Directive: Each entry below should be returned exactly as is, with the pictures removed.

(Rows from a figure dataset)
________________________
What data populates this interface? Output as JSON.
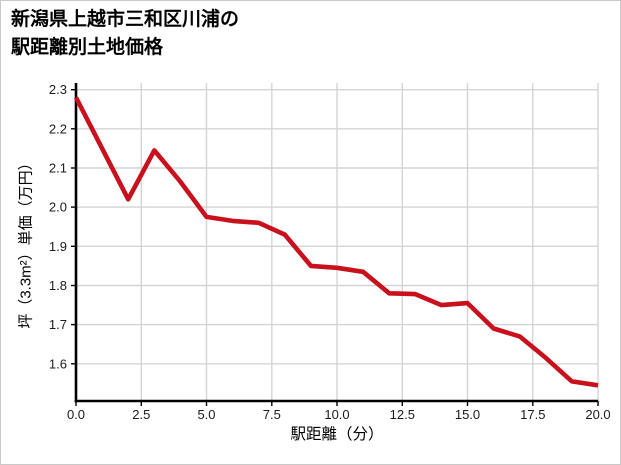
{
  "title": {
    "line1": "新潟県上越市三和区川浦の",
    "line2": "駅距離別土地価格"
  },
  "chart_data": {
    "type": "line",
    "title": "新潟県上越市三和区川浦の駅距離別土地価格",
    "xlabel": "駅距離（分）",
    "ylabel": "坪（3.3m²）単価（万円）",
    "x": [
      0,
      1,
      2,
      3,
      4,
      5,
      6,
      7,
      8,
      9,
      10,
      11,
      12,
      13,
      14,
      15,
      16,
      17,
      18,
      19,
      20
    ],
    "y": [
      2.28,
      2.15,
      2.02,
      2.145,
      2.065,
      1.975,
      1.965,
      1.96,
      1.93,
      1.85,
      1.845,
      1.835,
      1.78,
      1.778,
      1.75,
      1.755,
      1.69,
      1.67,
      1.615,
      1.555,
      1.545
    ],
    "xlim": [
      0,
      20
    ],
    "ylim": [
      1.505,
      2.317
    ],
    "x_ticks": [
      0,
      2.5,
      5,
      7.5,
      10,
      12.5,
      15,
      17.5,
      20
    ],
    "x_tick_labels": [
      "0.0",
      "2.5",
      "5.0",
      "7.5",
      "10.0",
      "12.5",
      "15.0",
      "17.5",
      "20.0"
    ],
    "y_ticks": [
      1.6,
      1.7,
      1.8,
      1.9,
      2.0,
      2.1,
      2.2,
      2.3
    ],
    "y_tick_labels": [
      "1.6",
      "1.7",
      "1.8",
      "1.9",
      "2.0",
      "2.1",
      "2.2",
      "2.3"
    ],
    "grid": true,
    "legend": "none",
    "line_color": "#c8111d",
    "grid_color": "#d4d4d4",
    "axis_color": "#000000",
    "tick_label_color": "#1a1a1a"
  }
}
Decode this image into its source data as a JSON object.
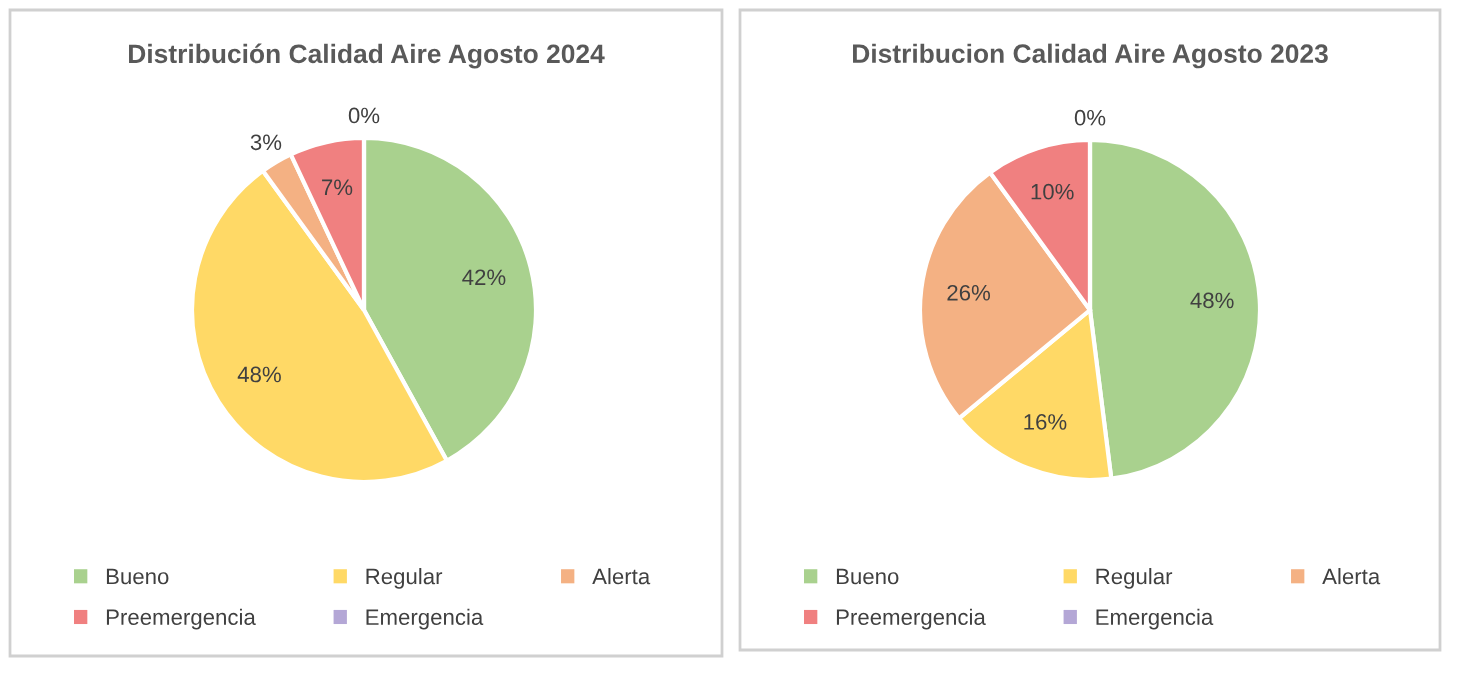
________________________
Exercise response:
What data populates this interface? Output as JSON.
{
  "title": {
    "line1": "新潟県上越市三和区川浦の",
    "line2": "駅距離別土地価格"
  },
  "chart_data": {
    "type": "line",
    "title": "新潟県上越市三和区川浦の駅距離別土地価格",
    "xlabel": "駅距離（分）",
    "ylabel": "坪（3.3m²）単価（万円）",
    "x": [
      0,
      1,
      2,
      3,
      4,
      5,
      6,
      7,
      8,
      9,
      10,
      11,
      12,
      13,
      14,
      15,
      16,
      17,
      18,
      19,
      20
    ],
    "y": [
      2.28,
      2.15,
      2.02,
      2.145,
      2.065,
      1.975,
      1.965,
      1.96,
      1.93,
      1.85,
      1.845,
      1.835,
      1.78,
      1.778,
      1.75,
      1.755,
      1.69,
      1.67,
      1.615,
      1.555,
      1.545
    ],
    "xlim": [
      0,
      20
    ],
    "ylim": [
      1.505,
      2.317
    ],
    "x_ticks": [
      0,
      2.5,
      5,
      7.5,
      10,
      12.5,
      15,
      17.5,
      20
    ],
    "x_tick_labels": [
      "0.0",
      "2.5",
      "5.0",
      "7.5",
      "10.0",
      "12.5",
      "15.0",
      "17.5",
      "20.0"
    ],
    "y_ticks": [
      1.6,
      1.7,
      1.8,
      1.9,
      2.0,
      2.1,
      2.2,
      2.3
    ],
    "y_tick_labels": [
      "1.6",
      "1.7",
      "1.8",
      "1.9",
      "2.0",
      "2.1",
      "2.2",
      "2.3"
    ],
    "grid": true,
    "legend": "none",
    "line_color": "#c8111d",
    "grid_color": "#d4d4d4",
    "axis_color": "#000000",
    "tick_label_color": "#1a1a1a"
  }
}
Decode this image into its source data as a JSON object.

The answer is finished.